* BEGIN *

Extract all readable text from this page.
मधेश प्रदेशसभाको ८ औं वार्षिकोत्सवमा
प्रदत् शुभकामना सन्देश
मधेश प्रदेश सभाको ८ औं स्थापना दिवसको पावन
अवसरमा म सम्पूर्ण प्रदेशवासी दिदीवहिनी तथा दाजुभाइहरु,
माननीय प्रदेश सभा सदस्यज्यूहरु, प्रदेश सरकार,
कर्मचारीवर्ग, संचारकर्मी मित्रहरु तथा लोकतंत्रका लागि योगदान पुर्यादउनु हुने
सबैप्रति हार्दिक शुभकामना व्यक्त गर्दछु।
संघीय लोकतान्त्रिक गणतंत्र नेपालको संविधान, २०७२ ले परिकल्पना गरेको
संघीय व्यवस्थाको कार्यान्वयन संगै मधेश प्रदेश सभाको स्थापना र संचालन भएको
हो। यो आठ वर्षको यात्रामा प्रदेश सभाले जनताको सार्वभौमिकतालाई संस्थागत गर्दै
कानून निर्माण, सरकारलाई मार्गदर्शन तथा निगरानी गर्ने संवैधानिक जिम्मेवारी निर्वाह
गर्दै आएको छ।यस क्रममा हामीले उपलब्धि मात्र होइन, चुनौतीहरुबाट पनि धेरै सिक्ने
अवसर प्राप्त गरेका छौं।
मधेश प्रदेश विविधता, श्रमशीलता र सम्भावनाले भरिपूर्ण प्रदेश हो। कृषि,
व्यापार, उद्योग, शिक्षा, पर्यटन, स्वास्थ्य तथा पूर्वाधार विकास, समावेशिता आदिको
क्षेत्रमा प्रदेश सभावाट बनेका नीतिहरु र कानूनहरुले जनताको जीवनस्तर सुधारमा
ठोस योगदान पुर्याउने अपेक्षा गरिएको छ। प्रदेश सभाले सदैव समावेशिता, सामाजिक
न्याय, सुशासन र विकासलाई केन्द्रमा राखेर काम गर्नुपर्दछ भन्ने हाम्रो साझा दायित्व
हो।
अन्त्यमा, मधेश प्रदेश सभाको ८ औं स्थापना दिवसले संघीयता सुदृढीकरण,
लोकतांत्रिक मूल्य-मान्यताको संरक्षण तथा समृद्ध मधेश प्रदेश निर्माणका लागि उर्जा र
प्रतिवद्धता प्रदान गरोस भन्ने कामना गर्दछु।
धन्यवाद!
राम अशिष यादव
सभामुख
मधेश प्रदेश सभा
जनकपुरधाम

* END *

Reproduce the listing above verbatim, from first line to last.

Completed task>
Extract all readable text from this page.
मधेश प्रदेशसभाको ८ औं वार्षिकोत्सवमा
प्रदत् शुभकामना सन्देश
मधेश प्रदेश सभाको ८ औं स्थापना दिवसको पावन
अवसरमा म सम्पूर्ण प्रदेशवासी दिदीवहिनी तथा दाजुभाइहरु,
माननीय प्रदेश सभा सदस्यज्यूहरु, प्रदेश सरकार,
कर्मचारीवर्ग, संचारकर्मी मित्रहरु तथा लोकतंत्रका लागि योगदान पुर्यादउनु हुने
सबैप्रति हार्दिक शुभकामना व्यक्त गर्दछु।
संघीय लोकतान्त्रिक गणतंत्र नेपालको संविधान, २०७२ ले परिकल्पना गरेको
संघीय व्यवस्थाको कार्यान्वयन संगै मधेश प्रदेश सभाको स्थापना र संचालन भएको
हो। यो आठ वर्षको यात्रामा प्रदेश सभाले जनताको सार्वभौमिकतालाई संस्थागत गर्दै
कानून निर्माण, सरकारलाई मार्गदर्शन तथा निगरानी गर्ने संवैधानिक जिम्मेवारी निर्वाह
गर्दै आएको छ।यस क्रममा हामीले उपलब्धि मात्र होइन, चुनौतीहरुबाट पनि धेरै सिक्ने
अवसर प्राप्त गरेका छौं।
मधेश प्रदेश विविधता, श्रमशीलता र सम्भावनाले भरिपूर्ण प्रदेश हो। कृषि,
व्यापार, उद्योग, शिक्षा, पर्यटन, स्वास्थ्य तथा पूर्वाधार विकास, समावेशिता आदिको
क्षेत्रमा प्रदेश सभावाट बनेका नीतिहरु र कानूनहरुले जनताको जीवनस्तर सुधारमा
ठोस योगदान पुर्याउने अपेक्षा गरिएको छ। प्रदेश सभाले सदैव समावेशिता, सामाजिक
न्याय, सुशासन र विकासलाई केन्द्रमा राखेर काम गर्नुपर्दछ भन्ने हाम्रो साझा दायित्व
हो।
अन्त्यमा, मधेश प्रदेश सभाको ८ औं स्थापना दिवसले संघीयता सुदृढीकरण,
लोकतांत्रिक मूल्य-मान्यताको संरक्षण तथा समृद्ध मधेश प्रदेश निर्माणका लागि उर्जा र
प्रतिवद्धता प्रदान गरोस भन्ने कामना गर्दछु।
धन्यवाद!
राम अशिष यादव
सभामुख
मधेश प्रदेश सभा
जनकपुरधाम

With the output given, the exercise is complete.